— Task prompt —
Could you write out the records below exactly as they appear, leaving out any pictures?

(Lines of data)

------------------------------------

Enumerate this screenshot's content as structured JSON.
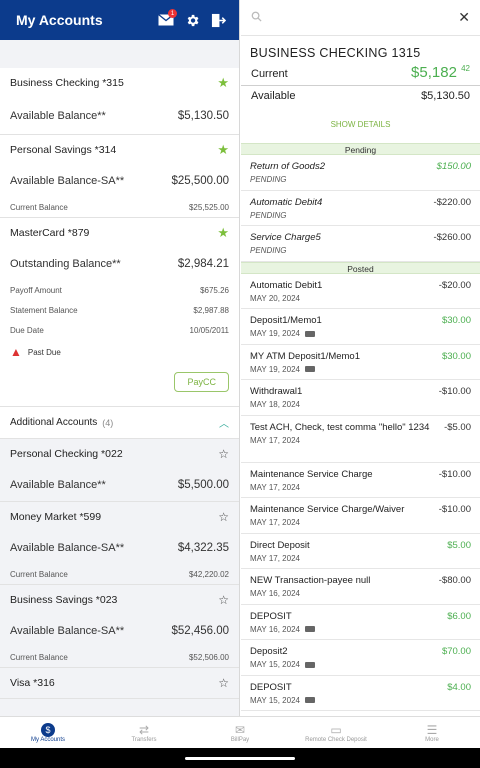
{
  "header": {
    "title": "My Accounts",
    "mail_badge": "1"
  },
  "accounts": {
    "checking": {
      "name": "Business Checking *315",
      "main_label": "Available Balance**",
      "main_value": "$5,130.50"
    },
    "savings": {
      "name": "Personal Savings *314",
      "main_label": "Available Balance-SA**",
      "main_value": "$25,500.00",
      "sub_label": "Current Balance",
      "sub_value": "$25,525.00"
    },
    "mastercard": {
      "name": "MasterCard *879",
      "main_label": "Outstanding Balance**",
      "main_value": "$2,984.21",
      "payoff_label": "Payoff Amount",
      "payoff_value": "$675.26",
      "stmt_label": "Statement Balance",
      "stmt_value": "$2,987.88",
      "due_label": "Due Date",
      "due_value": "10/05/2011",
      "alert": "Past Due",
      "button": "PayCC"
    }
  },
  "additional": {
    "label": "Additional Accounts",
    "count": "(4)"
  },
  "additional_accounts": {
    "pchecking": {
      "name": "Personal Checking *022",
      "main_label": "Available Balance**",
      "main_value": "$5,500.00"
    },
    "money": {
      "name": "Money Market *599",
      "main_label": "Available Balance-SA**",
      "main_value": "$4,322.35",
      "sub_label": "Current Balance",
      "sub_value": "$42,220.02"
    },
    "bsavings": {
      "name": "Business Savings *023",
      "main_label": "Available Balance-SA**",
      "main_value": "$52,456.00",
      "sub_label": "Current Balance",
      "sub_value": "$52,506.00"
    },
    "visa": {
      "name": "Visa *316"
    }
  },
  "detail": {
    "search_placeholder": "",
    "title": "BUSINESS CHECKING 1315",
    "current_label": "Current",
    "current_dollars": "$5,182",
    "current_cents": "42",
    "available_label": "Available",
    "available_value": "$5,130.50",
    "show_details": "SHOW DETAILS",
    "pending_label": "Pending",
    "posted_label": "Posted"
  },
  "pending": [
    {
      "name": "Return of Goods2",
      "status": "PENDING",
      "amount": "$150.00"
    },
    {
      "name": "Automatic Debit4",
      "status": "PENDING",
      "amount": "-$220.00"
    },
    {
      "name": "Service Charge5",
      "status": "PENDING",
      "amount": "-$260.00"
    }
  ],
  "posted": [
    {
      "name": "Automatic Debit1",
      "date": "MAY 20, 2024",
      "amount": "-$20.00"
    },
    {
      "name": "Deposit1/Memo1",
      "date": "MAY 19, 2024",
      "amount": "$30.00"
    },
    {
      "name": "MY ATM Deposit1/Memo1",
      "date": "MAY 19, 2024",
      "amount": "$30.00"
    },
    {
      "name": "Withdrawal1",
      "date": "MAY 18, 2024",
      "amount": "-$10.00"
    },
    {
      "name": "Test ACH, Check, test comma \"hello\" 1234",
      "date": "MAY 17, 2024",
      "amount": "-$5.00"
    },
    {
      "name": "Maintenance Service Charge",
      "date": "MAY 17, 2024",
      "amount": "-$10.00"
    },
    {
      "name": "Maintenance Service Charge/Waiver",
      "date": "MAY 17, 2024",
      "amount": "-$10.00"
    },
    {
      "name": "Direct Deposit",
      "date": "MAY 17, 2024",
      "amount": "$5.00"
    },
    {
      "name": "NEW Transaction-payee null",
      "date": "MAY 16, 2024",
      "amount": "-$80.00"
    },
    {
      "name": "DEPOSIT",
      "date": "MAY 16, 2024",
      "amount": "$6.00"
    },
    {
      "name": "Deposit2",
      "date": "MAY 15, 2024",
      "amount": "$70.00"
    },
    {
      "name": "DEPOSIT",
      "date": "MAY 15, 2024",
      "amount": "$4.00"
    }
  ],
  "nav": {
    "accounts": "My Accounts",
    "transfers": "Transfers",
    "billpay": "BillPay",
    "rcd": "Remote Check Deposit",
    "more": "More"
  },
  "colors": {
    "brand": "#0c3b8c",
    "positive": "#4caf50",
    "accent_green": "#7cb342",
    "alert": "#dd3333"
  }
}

------------------------------------

— Solution for this problem —
Enumerate this screenshot's content as structured JSON.
{
  "header": {
    "title": "My Accounts",
    "mail_badge": "1"
  },
  "accounts": {
    "checking": {
      "name": "Business Checking *315",
      "main_label": "Available Balance**",
      "main_value": "$5,130.50"
    },
    "savings": {
      "name": "Personal Savings *314",
      "main_label": "Available Balance-SA**",
      "main_value": "$25,500.00",
      "sub_label": "Current Balance",
      "sub_value": "$25,525.00"
    },
    "mastercard": {
      "name": "MasterCard *879",
      "main_label": "Outstanding Balance**",
      "main_value": "$2,984.21",
      "payoff_label": "Payoff Amount",
      "payoff_value": "$675.26",
      "stmt_label": "Statement Balance",
      "stmt_value": "$2,987.88",
      "due_label": "Due Date",
      "due_value": "10/05/2011",
      "alert": "Past Due",
      "button": "PayCC"
    }
  },
  "additional": {
    "label": "Additional Accounts",
    "count": "(4)"
  },
  "additional_accounts": {
    "pchecking": {
      "name": "Personal Checking *022",
      "main_label": "Available Balance**",
      "main_value": "$5,500.00"
    },
    "money": {
      "name": "Money Market *599",
      "main_label": "Available Balance-SA**",
      "main_value": "$4,322.35",
      "sub_label": "Current Balance",
      "sub_value": "$42,220.02"
    },
    "bsavings": {
      "name": "Business Savings *023",
      "main_label": "Available Balance-SA**",
      "main_value": "$52,456.00",
      "sub_label": "Current Balance",
      "sub_value": "$52,506.00"
    },
    "visa": {
      "name": "Visa *316"
    }
  },
  "detail": {
    "search_placeholder": "",
    "title": "BUSINESS CHECKING 1315",
    "current_label": "Current",
    "current_dollars": "$5,182",
    "current_cents": "42",
    "available_label": "Available",
    "available_value": "$5,130.50",
    "show_details": "SHOW DETAILS",
    "pending_label": "Pending",
    "posted_label": "Posted"
  },
  "pending": [
    {
      "name": "Return of Goods2",
      "status": "PENDING",
      "amount": "$150.00"
    },
    {
      "name": "Automatic Debit4",
      "status": "PENDING",
      "amount": "-$220.00"
    },
    {
      "name": "Service Charge5",
      "status": "PENDING",
      "amount": "-$260.00"
    }
  ],
  "posted": [
    {
      "name": "Automatic Debit1",
      "date": "MAY 20, 2024",
      "amount": "-$20.00"
    },
    {
      "name": "Deposit1/Memo1",
      "date": "MAY 19, 2024",
      "amount": "$30.00"
    },
    {
      "name": "MY ATM Deposit1/Memo1",
      "date": "MAY 19, 2024",
      "amount": "$30.00"
    },
    {
      "name": "Withdrawal1",
      "date": "MAY 18, 2024",
      "amount": "-$10.00"
    },
    {
      "name": "Test ACH, Check, test comma \"hello\" 1234",
      "date": "MAY 17, 2024",
      "amount": "-$5.00"
    },
    {
      "name": "Maintenance Service Charge",
      "date": "MAY 17, 2024",
      "amount": "-$10.00"
    },
    {
      "name": "Maintenance Service Charge/Waiver",
      "date": "MAY 17, 2024",
      "amount": "-$10.00"
    },
    {
      "name": "Direct Deposit",
      "date": "MAY 17, 2024",
      "amount": "$5.00"
    },
    {
      "name": "NEW Transaction-payee null",
      "date": "MAY 16, 2024",
      "amount": "-$80.00"
    },
    {
      "name": "DEPOSIT",
      "date": "MAY 16, 2024",
      "amount": "$6.00"
    },
    {
      "name": "Deposit2",
      "date": "MAY 15, 2024",
      "amount": "$70.00"
    },
    {
      "name": "DEPOSIT",
      "date": "MAY 15, 2024",
      "amount": "$4.00"
    }
  ],
  "nav": {
    "accounts": "My Accounts",
    "transfers": "Transfers",
    "billpay": "BillPay",
    "rcd": "Remote Check Deposit",
    "more": "More"
  },
  "colors": {
    "brand": "#0c3b8c",
    "positive": "#4caf50",
    "accent_green": "#7cb342",
    "alert": "#dd3333"
  }
}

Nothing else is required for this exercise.